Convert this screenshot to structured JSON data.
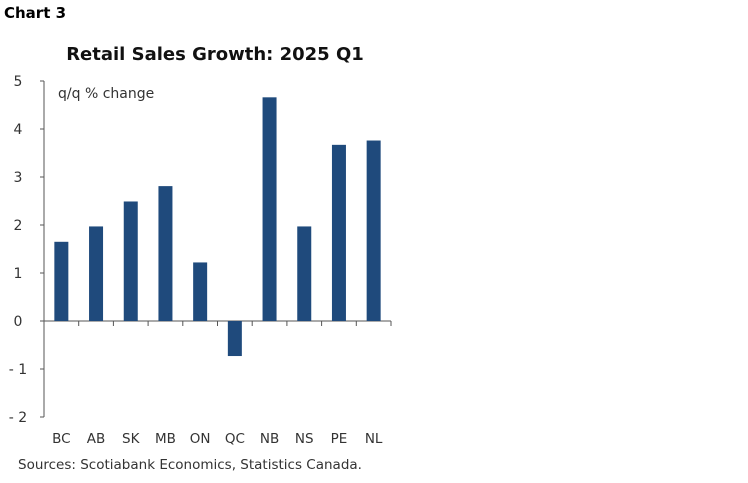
{
  "chart_data": {
    "type": "bar",
    "label": "Chart 3",
    "title": "Retail Sales Growth: 2025 Q1",
    "unit_label": "q/q % change",
    "categories": [
      "BC",
      "AB",
      "SK",
      "MB",
      "ON",
      "QC",
      "NB",
      "NS",
      "PE",
      "NL"
    ],
    "values": [
      1.65,
      1.97,
      2.49,
      2.81,
      1.22,
      -0.73,
      4.66,
      1.97,
      3.67,
      3.76
    ],
    "ylim": [
      -2,
      5
    ],
    "yticks": [
      "-2",
      "-1",
      "0",
      "1",
      "2",
      "3",
      "4",
      "5"
    ],
    "xlabel": "",
    "ylabel": "",
    "grid": false,
    "bar_color": "#1f4a7c",
    "source": "Sources: Scotiabank Economics, Statistics Canada."
  }
}
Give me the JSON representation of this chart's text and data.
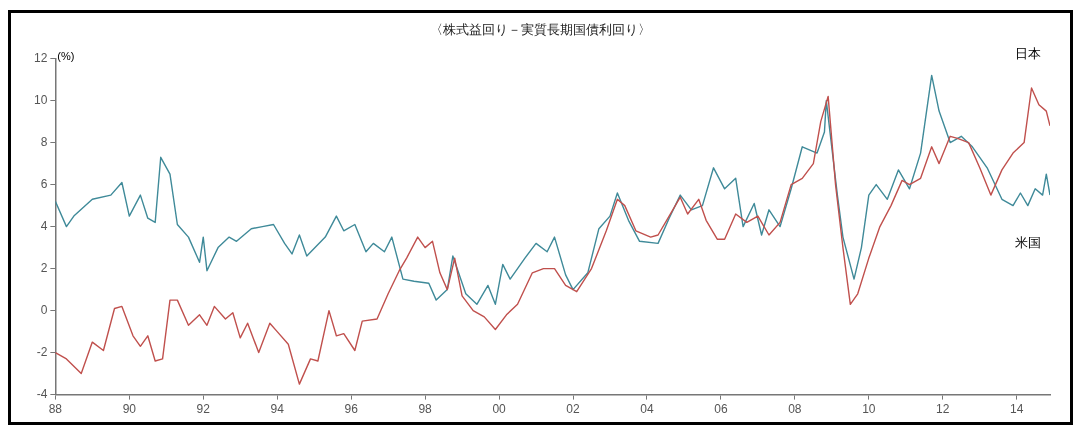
{
  "chart_data": {
    "type": "line",
    "title": "〈株式益回り－実質長期国債利回り〉",
    "ylabel": "(%)",
    "xlim": [
      1988,
      2014.9
    ],
    "xticks": [
      {
        "value": 1988,
        "label": "88"
      },
      {
        "value": 1990,
        "label": "90"
      },
      {
        "value": 1992,
        "label": "92"
      },
      {
        "value": 1994,
        "label": "94"
      },
      {
        "value": 1996,
        "label": "96"
      },
      {
        "value": 1998,
        "label": "98"
      },
      {
        "value": 2000,
        "label": "00"
      },
      {
        "value": 2002,
        "label": "02"
      },
      {
        "value": 2004,
        "label": "04"
      },
      {
        "value": 2006,
        "label": "06"
      },
      {
        "value": 2008,
        "label": "08"
      },
      {
        "value": 2010,
        "label": "10"
      },
      {
        "value": 2012,
        "label": "12"
      },
      {
        "value": 2014,
        "label": "14"
      }
    ],
    "ylim": [
      -4,
      12
    ],
    "yticks": [
      -4,
      -2,
      0,
      2,
      4,
      6,
      8,
      10,
      12
    ],
    "marker": "none",
    "line_style": "solid",
    "series": [
      {
        "name": "日本",
        "color": "#c0504d",
        "x": [
          1988.0,
          1988.3,
          1988.7,
          1989.0,
          1989.3,
          1989.6,
          1989.8,
          1990.1,
          1990.3,
          1990.5,
          1990.7,
          1990.9,
          1991.1,
          1991.3,
          1991.6,
          1991.9,
          1992.1,
          1992.3,
          1992.6,
          1992.8,
          1993.0,
          1993.2,
          1993.5,
          1993.8,
          1994.0,
          1994.3,
          1994.6,
          1994.9,
          1995.1,
          1995.4,
          1995.6,
          1995.8,
          1996.1,
          1996.3,
          1996.7,
          1997.0,
          1997.3,
          1997.5,
          1997.8,
          1998.0,
          1998.2,
          1998.4,
          1998.6,
          1998.8,
          1999.0,
          1999.3,
          1999.6,
          1999.9,
          2000.2,
          2000.5,
          2000.9,
          2001.2,
          2001.5,
          2001.8,
          2002.1,
          2002.5,
          2002.9,
          2003.2,
          2003.4,
          2003.7,
          2004.1,
          2004.3,
          2004.6,
          2004.9,
          2005.1,
          2005.4,
          2005.6,
          2005.9,
          2006.1,
          2006.4,
          2006.7,
          2007.0,
          2007.3,
          2007.6,
          2007.9,
          2008.2,
          2008.5,
          2008.7,
          2008.9,
          2009.1,
          2009.3,
          2009.5,
          2009.7,
          2010.0,
          2010.3,
          2010.6,
          2010.9,
          2011.1,
          2011.4,
          2011.7,
          2011.9,
          2012.2,
          2012.4,
          2012.7,
          2013.0,
          2013.3,
          2013.6,
          2013.9,
          2014.2,
          2014.4,
          2014.6,
          2014.8,
          2014.9
        ],
        "values": [
          -2.0,
          -2.3,
          -3.0,
          -1.5,
          -1.9,
          0.1,
          0.2,
          -1.2,
          -1.7,
          -1.2,
          -2.4,
          -2.3,
          0.5,
          0.5,
          -0.7,
          -0.2,
          -0.7,
          0.2,
          -0.4,
          -0.1,
          -1.3,
          -0.6,
          -2.0,
          -0.6,
          -1.0,
          -1.6,
          -3.5,
          -2.3,
          -2.4,
          0.0,
          -1.2,
          -1.1,
          -1.9,
          -0.5,
          -0.4,
          0.8,
          1.9,
          2.5,
          3.5,
          3.0,
          3.3,
          1.8,
          1.0,
          2.5,
          0.7,
          0.0,
          -0.3,
          -0.9,
          -0.2,
          0.3,
          1.8,
          2.0,
          2.0,
          1.2,
          0.9,
          2.0,
          3.8,
          5.3,
          5.0,
          3.8,
          3.5,
          3.6,
          4.5,
          5.4,
          4.6,
          5.3,
          4.3,
          3.4,
          3.4,
          4.6,
          4.2,
          4.5,
          3.6,
          4.2,
          6.0,
          6.3,
          7.0,
          9.0,
          10.2,
          6.0,
          3.0,
          0.3,
          0.8,
          2.5,
          4.0,
          5.0,
          6.2,
          6.0,
          6.3,
          7.8,
          7.0,
          8.3,
          8.2,
          8.0,
          6.8,
          5.5,
          6.7,
          7.5,
          8.0,
          10.6,
          9.8,
          9.5,
          8.8
        ]
      },
      {
        "name": "米国",
        "color": "#3f8a99",
        "x": [
          1988.0,
          1988.3,
          1988.5,
          1989.0,
          1989.5,
          1989.8,
          1990.0,
          1990.3,
          1990.5,
          1990.7,
          1990.85,
          1991.1,
          1991.3,
          1991.6,
          1991.9,
          1992.0,
          1992.1,
          1992.4,
          1992.7,
          1992.9,
          1993.3,
          1993.6,
          1993.9,
          1994.2,
          1994.4,
          1994.6,
          1994.8,
          1995.3,
          1995.6,
          1995.8,
          1996.1,
          1996.4,
          1996.6,
          1996.9,
          1997.1,
          1997.4,
          1997.7,
          1998.1,
          1998.3,
          1998.6,
          1998.75,
          1999.1,
          1999.4,
          1999.7,
          1999.9,
          2000.1,
          2000.3,
          2000.7,
          2001.0,
          2001.3,
          2001.5,
          2001.8,
          2002.0,
          2002.4,
          2002.7,
          2003.0,
          2003.2,
          2003.5,
          2003.8,
          2004.3,
          2004.6,
          2004.9,
          2005.2,
          2005.5,
          2005.8,
          2006.1,
          2006.4,
          2006.6,
          2006.9,
          2007.1,
          2007.3,
          2007.6,
          2007.9,
          2008.2,
          2008.6,
          2008.8,
          2008.85,
          2009.15,
          2009.3,
          2009.6,
          2009.8,
          2010.0,
          2010.2,
          2010.5,
          2010.8,
          2011.1,
          2011.4,
          2011.7,
          2011.9,
          2012.2,
          2012.5,
          2012.8,
          2013.2,
          2013.6,
          2013.9,
          2014.1,
          2014.3,
          2014.5,
          2014.7,
          2014.8,
          2014.9
        ],
        "values": [
          5.2,
          4.0,
          4.5,
          5.3,
          5.5,
          6.1,
          4.5,
          5.5,
          4.4,
          4.2,
          7.3,
          6.5,
          4.1,
          3.5,
          2.3,
          3.5,
          1.9,
          3.0,
          3.5,
          3.3,
          3.9,
          4.0,
          4.1,
          3.2,
          2.7,
          3.6,
          2.6,
          3.5,
          4.5,
          3.8,
          4.1,
          2.8,
          3.2,
          2.8,
          3.5,
          1.5,
          1.4,
          1.3,
          0.5,
          1.0,
          2.6,
          0.8,
          0.3,
          1.2,
          0.3,
          2.2,
          1.5,
          2.5,
          3.2,
          2.8,
          3.5,
          1.7,
          1.0,
          1.8,
          3.9,
          4.5,
          5.6,
          4.3,
          3.3,
          3.2,
          4.4,
          5.5,
          4.8,
          5.0,
          6.8,
          5.8,
          6.3,
          4.0,
          5.1,
          3.6,
          4.8,
          4.0,
          5.8,
          7.8,
          7.5,
          8.5,
          10.0,
          5.5,
          3.5,
          1.5,
          3.0,
          5.5,
          6.0,
          5.3,
          6.7,
          5.8,
          7.5,
          11.2,
          9.5,
          8.0,
          8.3,
          7.8,
          6.8,
          5.3,
          5.0,
          5.6,
          5.0,
          5.8,
          5.5,
          6.5,
          5.5
        ]
      }
    ]
  }
}
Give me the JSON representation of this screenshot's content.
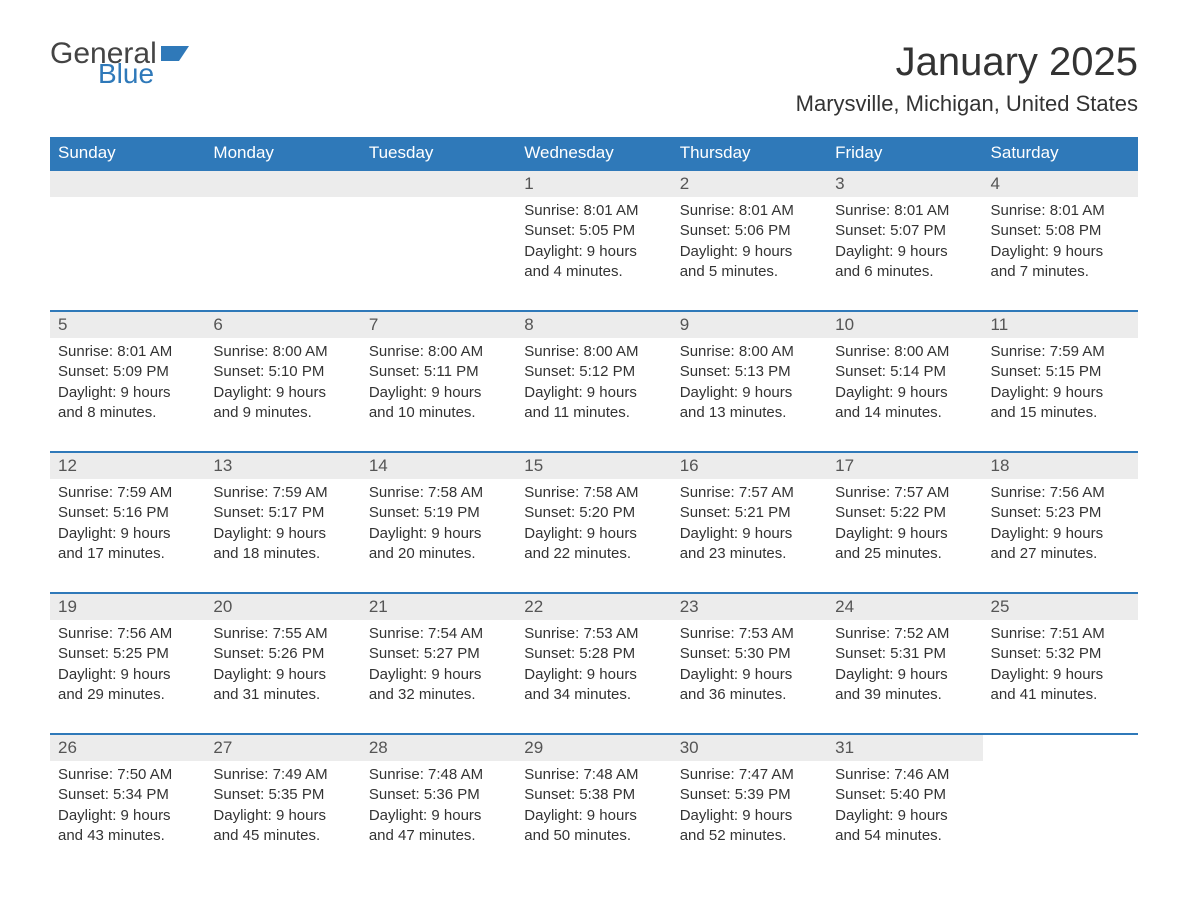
{
  "logo": {
    "word1": "General",
    "word2": "Blue",
    "accent_color": "#2f79b9"
  },
  "title": "January 2025",
  "location": "Marysville, Michigan, United States",
  "colors": {
    "header_bg": "#2f79b9",
    "header_fg": "#ffffff",
    "row_accent": "#2f79b9",
    "daynum_bg": "#ececec",
    "text": "#333333",
    "page_bg": "#ffffff"
  },
  "typography": {
    "title_fontsize": 40,
    "location_fontsize": 22,
    "dow_fontsize": 17,
    "daynum_fontsize": 17,
    "body_fontsize": 15,
    "font_family": "Arial"
  },
  "layout": {
    "columns": 7,
    "rows": 5,
    "cell_width_pct": 14.28
  },
  "days_of_week": [
    "Sunday",
    "Monday",
    "Tuesday",
    "Wednesday",
    "Thursday",
    "Friday",
    "Saturday"
  ],
  "weeks": [
    [
      null,
      null,
      null,
      {
        "n": "1",
        "sunrise": "8:01 AM",
        "sunset": "5:05 PM",
        "dl1": "Daylight: 9 hours",
        "dl2": "and 4 minutes."
      },
      {
        "n": "2",
        "sunrise": "8:01 AM",
        "sunset": "5:06 PM",
        "dl1": "Daylight: 9 hours",
        "dl2": "and 5 minutes."
      },
      {
        "n": "3",
        "sunrise": "8:01 AM",
        "sunset": "5:07 PM",
        "dl1": "Daylight: 9 hours",
        "dl2": "and 6 minutes."
      },
      {
        "n": "4",
        "sunrise": "8:01 AM",
        "sunset": "5:08 PM",
        "dl1": "Daylight: 9 hours",
        "dl2": "and 7 minutes."
      }
    ],
    [
      {
        "n": "5",
        "sunrise": "8:01 AM",
        "sunset": "5:09 PM",
        "dl1": "Daylight: 9 hours",
        "dl2": "and 8 minutes."
      },
      {
        "n": "6",
        "sunrise": "8:00 AM",
        "sunset": "5:10 PM",
        "dl1": "Daylight: 9 hours",
        "dl2": "and 9 minutes."
      },
      {
        "n": "7",
        "sunrise": "8:00 AM",
        "sunset": "5:11 PM",
        "dl1": "Daylight: 9 hours",
        "dl2": "and 10 minutes."
      },
      {
        "n": "8",
        "sunrise": "8:00 AM",
        "sunset": "5:12 PM",
        "dl1": "Daylight: 9 hours",
        "dl2": "and 11 minutes."
      },
      {
        "n": "9",
        "sunrise": "8:00 AM",
        "sunset": "5:13 PM",
        "dl1": "Daylight: 9 hours",
        "dl2": "and 13 minutes."
      },
      {
        "n": "10",
        "sunrise": "8:00 AM",
        "sunset": "5:14 PM",
        "dl1": "Daylight: 9 hours",
        "dl2": "and 14 minutes."
      },
      {
        "n": "11",
        "sunrise": "7:59 AM",
        "sunset": "5:15 PM",
        "dl1": "Daylight: 9 hours",
        "dl2": "and 15 minutes."
      }
    ],
    [
      {
        "n": "12",
        "sunrise": "7:59 AM",
        "sunset": "5:16 PM",
        "dl1": "Daylight: 9 hours",
        "dl2": "and 17 minutes."
      },
      {
        "n": "13",
        "sunrise": "7:59 AM",
        "sunset": "5:17 PM",
        "dl1": "Daylight: 9 hours",
        "dl2": "and 18 minutes."
      },
      {
        "n": "14",
        "sunrise": "7:58 AM",
        "sunset": "5:19 PM",
        "dl1": "Daylight: 9 hours",
        "dl2": "and 20 minutes."
      },
      {
        "n": "15",
        "sunrise": "7:58 AM",
        "sunset": "5:20 PM",
        "dl1": "Daylight: 9 hours",
        "dl2": "and 22 minutes."
      },
      {
        "n": "16",
        "sunrise": "7:57 AM",
        "sunset": "5:21 PM",
        "dl1": "Daylight: 9 hours",
        "dl2": "and 23 minutes."
      },
      {
        "n": "17",
        "sunrise": "7:57 AM",
        "sunset": "5:22 PM",
        "dl1": "Daylight: 9 hours",
        "dl2": "and 25 minutes."
      },
      {
        "n": "18",
        "sunrise": "7:56 AM",
        "sunset": "5:23 PM",
        "dl1": "Daylight: 9 hours",
        "dl2": "and 27 minutes."
      }
    ],
    [
      {
        "n": "19",
        "sunrise": "7:56 AM",
        "sunset": "5:25 PM",
        "dl1": "Daylight: 9 hours",
        "dl2": "and 29 minutes."
      },
      {
        "n": "20",
        "sunrise": "7:55 AM",
        "sunset": "5:26 PM",
        "dl1": "Daylight: 9 hours",
        "dl2": "and 31 minutes."
      },
      {
        "n": "21",
        "sunrise": "7:54 AM",
        "sunset": "5:27 PM",
        "dl1": "Daylight: 9 hours",
        "dl2": "and 32 minutes."
      },
      {
        "n": "22",
        "sunrise": "7:53 AM",
        "sunset": "5:28 PM",
        "dl1": "Daylight: 9 hours",
        "dl2": "and 34 minutes."
      },
      {
        "n": "23",
        "sunrise": "7:53 AM",
        "sunset": "5:30 PM",
        "dl1": "Daylight: 9 hours",
        "dl2": "and 36 minutes."
      },
      {
        "n": "24",
        "sunrise": "7:52 AM",
        "sunset": "5:31 PM",
        "dl1": "Daylight: 9 hours",
        "dl2": "and 39 minutes."
      },
      {
        "n": "25",
        "sunrise": "7:51 AM",
        "sunset": "5:32 PM",
        "dl1": "Daylight: 9 hours",
        "dl2": "and 41 minutes."
      }
    ],
    [
      {
        "n": "26",
        "sunrise": "7:50 AM",
        "sunset": "5:34 PM",
        "dl1": "Daylight: 9 hours",
        "dl2": "and 43 minutes."
      },
      {
        "n": "27",
        "sunrise": "7:49 AM",
        "sunset": "5:35 PM",
        "dl1": "Daylight: 9 hours",
        "dl2": "and 45 minutes."
      },
      {
        "n": "28",
        "sunrise": "7:48 AM",
        "sunset": "5:36 PM",
        "dl1": "Daylight: 9 hours",
        "dl2": "and 47 minutes."
      },
      {
        "n": "29",
        "sunrise": "7:48 AM",
        "sunset": "5:38 PM",
        "dl1": "Daylight: 9 hours",
        "dl2": "and 50 minutes."
      },
      {
        "n": "30",
        "sunrise": "7:47 AM",
        "sunset": "5:39 PM",
        "dl1": "Daylight: 9 hours",
        "dl2": "and 52 minutes."
      },
      {
        "n": "31",
        "sunrise": "7:46 AM",
        "sunset": "5:40 PM",
        "dl1": "Daylight: 9 hours",
        "dl2": "and 54 minutes."
      },
      null
    ]
  ],
  "labels": {
    "sunrise": "Sunrise: ",
    "sunset": "Sunset: "
  }
}
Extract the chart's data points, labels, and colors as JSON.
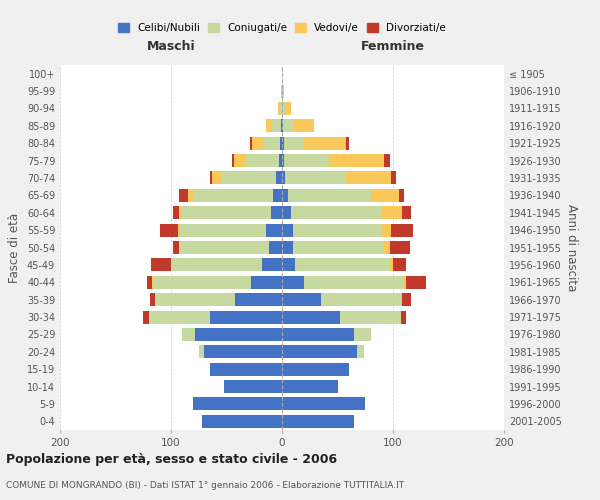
{
  "age_groups": [
    "0-4",
    "5-9",
    "10-14",
    "15-19",
    "20-24",
    "25-29",
    "30-34",
    "35-39",
    "40-44",
    "45-49",
    "50-54",
    "55-59",
    "60-64",
    "65-69",
    "70-74",
    "75-79",
    "80-84",
    "85-89",
    "90-94",
    "95-99",
    "100+"
  ],
  "birth_years": [
    "2001-2005",
    "1996-2000",
    "1991-1995",
    "1986-1990",
    "1981-1985",
    "1976-1980",
    "1971-1975",
    "1966-1970",
    "1961-1965",
    "1956-1960",
    "1951-1955",
    "1946-1950",
    "1941-1945",
    "1936-1940",
    "1931-1935",
    "1926-1930",
    "1921-1925",
    "1916-1920",
    "1911-1915",
    "1906-1910",
    "≤ 1905"
  ],
  "maschi": {
    "celibi": [
      72,
      80,
      52,
      65,
      70,
      78,
      65,
      42,
      28,
      18,
      12,
      14,
      10,
      8,
      5,
      3,
      2,
      1,
      0,
      0,
      0
    ],
    "coniugati": [
      0,
      0,
      0,
      0,
      5,
      12,
      55,
      72,
      88,
      82,
      80,
      78,
      80,
      72,
      50,
      30,
      15,
      8,
      2,
      1,
      0
    ],
    "vedovi": [
      0,
      0,
      0,
      0,
      0,
      0,
      0,
      0,
      1,
      0,
      1,
      2,
      3,
      5,
      8,
      10,
      10,
      5,
      2,
      0,
      0
    ],
    "divorziati": [
      0,
      0,
      0,
      0,
      0,
      0,
      5,
      5,
      5,
      18,
      5,
      16,
      5,
      8,
      2,
      2,
      2,
      0,
      0,
      0,
      0
    ]
  },
  "femmine": {
    "nubili": [
      65,
      75,
      50,
      60,
      68,
      65,
      52,
      35,
      20,
      12,
      10,
      10,
      8,
      5,
      3,
      2,
      2,
      1,
      0,
      0,
      0
    ],
    "coniugate": [
      0,
      0,
      0,
      0,
      6,
      15,
      55,
      72,
      90,
      85,
      82,
      80,
      82,
      75,
      55,
      40,
      18,
      10,
      3,
      1,
      0
    ],
    "vedove": [
      0,
      0,
      0,
      0,
      0,
      0,
      0,
      1,
      2,
      3,
      5,
      8,
      18,
      25,
      40,
      50,
      38,
      18,
      5,
      1,
      0
    ],
    "divorziate": [
      0,
      0,
      0,
      0,
      0,
      0,
      5,
      8,
      18,
      12,
      18,
      20,
      8,
      5,
      5,
      5,
      2,
      0,
      0,
      0,
      0
    ]
  },
  "colors": {
    "celibi": "#4472C4",
    "coniugati": "#C5D9A0",
    "vedovi": "#FAC858",
    "divorziati": "#C0392B"
  },
  "xlim": 200,
  "title": "Popolazione per età, sesso e stato civile - 2006",
  "subtitle": "COMUNE DI MONGRANDO (BI) - Dati ISTAT 1° gennaio 2006 - Elaborazione TUTTITALIA.IT",
  "ylabel": "Fasce di età",
  "ylabel_right": "Anni di nascita",
  "maschi_label": "Maschi",
  "femmine_label": "Femmine",
  "bg_color": "#f0f0f0",
  "plot_bg": "#ffffff",
  "legend_labels": [
    "Celibi/Nubili",
    "Coniugati/e",
    "Vedovi/e",
    "Divorziati/e"
  ]
}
━━━━━━━━━━
Your objective: Reproduce each line holding the word "Give".

Correct output:
Give me the JSON representation of this chart's text and data.
Give me the JSON representation of this screenshot's content.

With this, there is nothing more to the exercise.